Stated problem
Locate every line below that contains the word "jednotného" and copy it.

Listed entries
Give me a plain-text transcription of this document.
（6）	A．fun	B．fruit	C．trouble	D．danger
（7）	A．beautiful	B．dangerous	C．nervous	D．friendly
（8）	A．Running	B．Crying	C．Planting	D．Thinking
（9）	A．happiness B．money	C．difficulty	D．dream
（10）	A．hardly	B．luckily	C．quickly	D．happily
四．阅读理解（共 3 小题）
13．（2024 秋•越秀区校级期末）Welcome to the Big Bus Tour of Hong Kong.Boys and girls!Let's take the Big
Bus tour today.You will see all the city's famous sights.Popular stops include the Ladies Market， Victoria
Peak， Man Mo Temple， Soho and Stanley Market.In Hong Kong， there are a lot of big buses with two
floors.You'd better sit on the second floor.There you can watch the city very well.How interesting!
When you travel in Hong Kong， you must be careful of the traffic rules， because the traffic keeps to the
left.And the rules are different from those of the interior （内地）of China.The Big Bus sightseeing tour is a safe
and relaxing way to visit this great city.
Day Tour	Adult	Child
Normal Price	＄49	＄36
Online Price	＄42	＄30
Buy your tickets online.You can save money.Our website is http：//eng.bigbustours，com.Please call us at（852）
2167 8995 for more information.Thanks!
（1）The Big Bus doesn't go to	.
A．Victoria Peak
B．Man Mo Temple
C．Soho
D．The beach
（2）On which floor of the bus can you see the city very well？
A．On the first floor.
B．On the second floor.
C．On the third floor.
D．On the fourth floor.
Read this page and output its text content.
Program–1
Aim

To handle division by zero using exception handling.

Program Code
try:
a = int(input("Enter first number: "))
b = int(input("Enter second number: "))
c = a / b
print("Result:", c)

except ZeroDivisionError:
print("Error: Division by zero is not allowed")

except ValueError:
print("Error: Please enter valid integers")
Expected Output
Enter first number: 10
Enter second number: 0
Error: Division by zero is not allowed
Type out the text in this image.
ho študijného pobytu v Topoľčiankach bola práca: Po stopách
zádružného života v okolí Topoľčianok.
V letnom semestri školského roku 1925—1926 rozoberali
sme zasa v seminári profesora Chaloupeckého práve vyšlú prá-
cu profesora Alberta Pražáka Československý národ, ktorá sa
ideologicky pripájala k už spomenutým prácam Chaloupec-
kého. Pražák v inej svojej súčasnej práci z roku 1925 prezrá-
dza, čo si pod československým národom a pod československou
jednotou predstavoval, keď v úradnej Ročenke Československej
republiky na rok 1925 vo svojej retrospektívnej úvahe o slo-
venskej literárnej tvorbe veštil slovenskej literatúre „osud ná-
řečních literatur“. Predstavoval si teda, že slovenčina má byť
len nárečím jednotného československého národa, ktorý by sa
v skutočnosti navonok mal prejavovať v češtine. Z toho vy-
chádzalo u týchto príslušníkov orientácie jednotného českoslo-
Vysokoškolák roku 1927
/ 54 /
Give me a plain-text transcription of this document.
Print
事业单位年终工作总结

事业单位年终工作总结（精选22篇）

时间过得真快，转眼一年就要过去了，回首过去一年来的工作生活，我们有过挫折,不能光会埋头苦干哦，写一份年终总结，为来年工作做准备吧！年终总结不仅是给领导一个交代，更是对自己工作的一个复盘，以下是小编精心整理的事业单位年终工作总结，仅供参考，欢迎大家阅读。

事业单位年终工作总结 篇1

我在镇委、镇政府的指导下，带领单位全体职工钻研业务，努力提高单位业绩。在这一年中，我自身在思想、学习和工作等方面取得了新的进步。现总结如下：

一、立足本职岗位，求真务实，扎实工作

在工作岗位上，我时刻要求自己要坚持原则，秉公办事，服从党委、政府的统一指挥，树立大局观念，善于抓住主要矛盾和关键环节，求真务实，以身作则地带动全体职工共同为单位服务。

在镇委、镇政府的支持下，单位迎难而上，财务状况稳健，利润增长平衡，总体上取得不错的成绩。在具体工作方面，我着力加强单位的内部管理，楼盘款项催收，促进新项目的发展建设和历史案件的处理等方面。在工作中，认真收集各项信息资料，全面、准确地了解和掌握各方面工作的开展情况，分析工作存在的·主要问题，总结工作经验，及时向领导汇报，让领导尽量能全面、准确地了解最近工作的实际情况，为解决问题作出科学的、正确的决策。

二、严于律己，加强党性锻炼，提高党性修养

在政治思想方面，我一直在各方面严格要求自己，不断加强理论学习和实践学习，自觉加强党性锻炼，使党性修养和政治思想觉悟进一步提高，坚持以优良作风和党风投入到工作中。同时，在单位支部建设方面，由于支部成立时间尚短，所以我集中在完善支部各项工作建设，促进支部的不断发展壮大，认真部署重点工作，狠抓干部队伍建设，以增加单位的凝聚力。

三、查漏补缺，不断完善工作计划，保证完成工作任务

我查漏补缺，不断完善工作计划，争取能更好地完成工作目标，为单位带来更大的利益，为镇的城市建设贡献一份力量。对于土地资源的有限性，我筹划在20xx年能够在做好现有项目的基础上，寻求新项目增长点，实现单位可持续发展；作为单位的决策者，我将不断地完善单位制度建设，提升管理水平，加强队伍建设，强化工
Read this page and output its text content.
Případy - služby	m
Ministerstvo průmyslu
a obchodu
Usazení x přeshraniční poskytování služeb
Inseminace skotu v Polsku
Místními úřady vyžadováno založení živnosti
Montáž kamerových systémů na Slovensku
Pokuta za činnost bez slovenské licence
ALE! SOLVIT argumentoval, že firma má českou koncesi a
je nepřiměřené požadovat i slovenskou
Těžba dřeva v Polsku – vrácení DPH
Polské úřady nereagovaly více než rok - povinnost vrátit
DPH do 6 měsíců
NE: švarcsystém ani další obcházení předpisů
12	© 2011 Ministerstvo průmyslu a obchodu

Task result
len nárečím jednotného československého národa, ktorý by sa
chádzalo u týchto príslušníkov orientácie jednotného českoslo-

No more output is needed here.